→ REQUIRED TASK A
In the list of Korean clothing, reproduce the passage starting at "This list is" and ending at "footwear, and accessories.", substituting "shoes" for "footwear".
→ REQUIRED TASK B
According to the list of Korean clothing, what is garot dyed with?

→ PAGE
:::
This list is incomplete; you can help by adding missing items. (February 2011)

Hanbok is a traditional clothing of Korea. This is a list of Korean clothing including the national costume, hanbok, as well as headgear, footwear, and accessories.

Hanbok

Baji
Baji (바지) are a form of baggy pants (see more pictures at commons:Category:Baji).
Chima
Chima (치마) is a type of skirt worn together with a jeogori, a short jacket.
Dangui
Dangui is a female upper garment worn for ceremonial occasions during the Joseon Dynasty.[1] Dangui was also called dang-jeogori (Hangul: 당저고리), dang-jeoksam (Hangul: 당적삼), or dang-hansam (Hangul: 당한삼).[2]
Dopo
Dopo is a variety of po (an overcoat) mostly worn by male Confucian scholars called seonbi since the mid-Joseon period.
Durumagi
Durumagi is a lined overcoat worn by men or women with no slit. It is most commonly held closed with a single goreum.[definition needed]
Garot
Garot is a type of working and everyday dress dyed with the juice of unripe persimmons. It has been worn by Jeju Island locals.
Gwanbok
Gwanbok is a Korean general term referring to all business attire of government officers issued by the government, with rank badges on them to distinguish hierarchies.
Gonryongpo
Hakchangui
Hwarot
Hwarot is a type of traditional Korean clothing worn during the Goryeo and Joseon Dynasty by royal women for ceremonial occasions or by commoners for weddings.[3] It originated from the Kingdom of Khotan, Central Asia.[4]
Jeogori
Jeogori is a basic upper garment which has been worn by both men and women. It covers the arms and upper part of the wearer's body.
:::
→ ENTRIES SHOWN
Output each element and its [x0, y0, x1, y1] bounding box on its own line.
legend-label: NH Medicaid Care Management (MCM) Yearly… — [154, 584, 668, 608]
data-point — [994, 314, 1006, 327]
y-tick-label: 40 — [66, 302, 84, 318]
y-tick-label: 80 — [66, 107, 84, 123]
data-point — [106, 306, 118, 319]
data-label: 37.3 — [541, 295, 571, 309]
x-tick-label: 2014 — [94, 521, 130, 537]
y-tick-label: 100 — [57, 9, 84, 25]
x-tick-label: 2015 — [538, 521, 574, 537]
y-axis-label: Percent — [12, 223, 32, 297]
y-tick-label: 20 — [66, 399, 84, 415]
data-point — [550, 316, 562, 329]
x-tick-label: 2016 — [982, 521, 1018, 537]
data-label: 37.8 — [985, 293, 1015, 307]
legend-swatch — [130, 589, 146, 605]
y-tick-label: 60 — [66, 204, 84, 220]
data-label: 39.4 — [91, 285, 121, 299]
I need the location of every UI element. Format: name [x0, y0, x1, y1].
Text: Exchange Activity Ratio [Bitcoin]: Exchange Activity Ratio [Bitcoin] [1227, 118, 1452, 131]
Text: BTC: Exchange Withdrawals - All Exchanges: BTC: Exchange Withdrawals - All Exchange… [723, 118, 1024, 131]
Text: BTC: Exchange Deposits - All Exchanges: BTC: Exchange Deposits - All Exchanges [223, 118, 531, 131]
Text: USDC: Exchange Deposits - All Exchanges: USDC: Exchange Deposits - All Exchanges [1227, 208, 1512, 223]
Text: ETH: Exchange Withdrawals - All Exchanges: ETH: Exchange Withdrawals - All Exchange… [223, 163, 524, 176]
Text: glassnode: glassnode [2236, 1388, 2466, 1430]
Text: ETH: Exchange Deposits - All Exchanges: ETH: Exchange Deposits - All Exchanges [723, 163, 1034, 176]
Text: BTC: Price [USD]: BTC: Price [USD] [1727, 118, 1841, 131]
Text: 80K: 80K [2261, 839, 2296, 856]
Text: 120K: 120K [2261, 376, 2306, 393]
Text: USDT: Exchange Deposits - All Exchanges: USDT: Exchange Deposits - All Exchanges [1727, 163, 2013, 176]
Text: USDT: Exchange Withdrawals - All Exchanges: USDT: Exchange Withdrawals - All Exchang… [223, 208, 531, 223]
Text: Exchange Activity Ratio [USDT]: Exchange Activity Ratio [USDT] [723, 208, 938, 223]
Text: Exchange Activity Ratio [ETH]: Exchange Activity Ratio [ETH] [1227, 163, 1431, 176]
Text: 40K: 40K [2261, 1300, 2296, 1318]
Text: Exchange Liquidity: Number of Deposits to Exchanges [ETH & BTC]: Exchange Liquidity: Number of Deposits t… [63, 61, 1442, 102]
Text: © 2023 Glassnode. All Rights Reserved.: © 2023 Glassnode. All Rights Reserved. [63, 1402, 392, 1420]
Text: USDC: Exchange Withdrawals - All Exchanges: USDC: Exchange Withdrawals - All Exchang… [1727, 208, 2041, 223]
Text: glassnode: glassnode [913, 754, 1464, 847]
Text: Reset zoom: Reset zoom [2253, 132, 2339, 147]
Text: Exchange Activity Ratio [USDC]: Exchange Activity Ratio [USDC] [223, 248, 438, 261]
:::
→ TASK ANSWER A
This list is incomplete; you can help by adding missing items. (February 2011)

Hanbok is a traditional clothing of Korea. This is a list of Korean clothing including the national costume, hanbok, as well as headgear, shoes, and accessories.

→ TASK ANSWER B
The juice of unripe persimmons.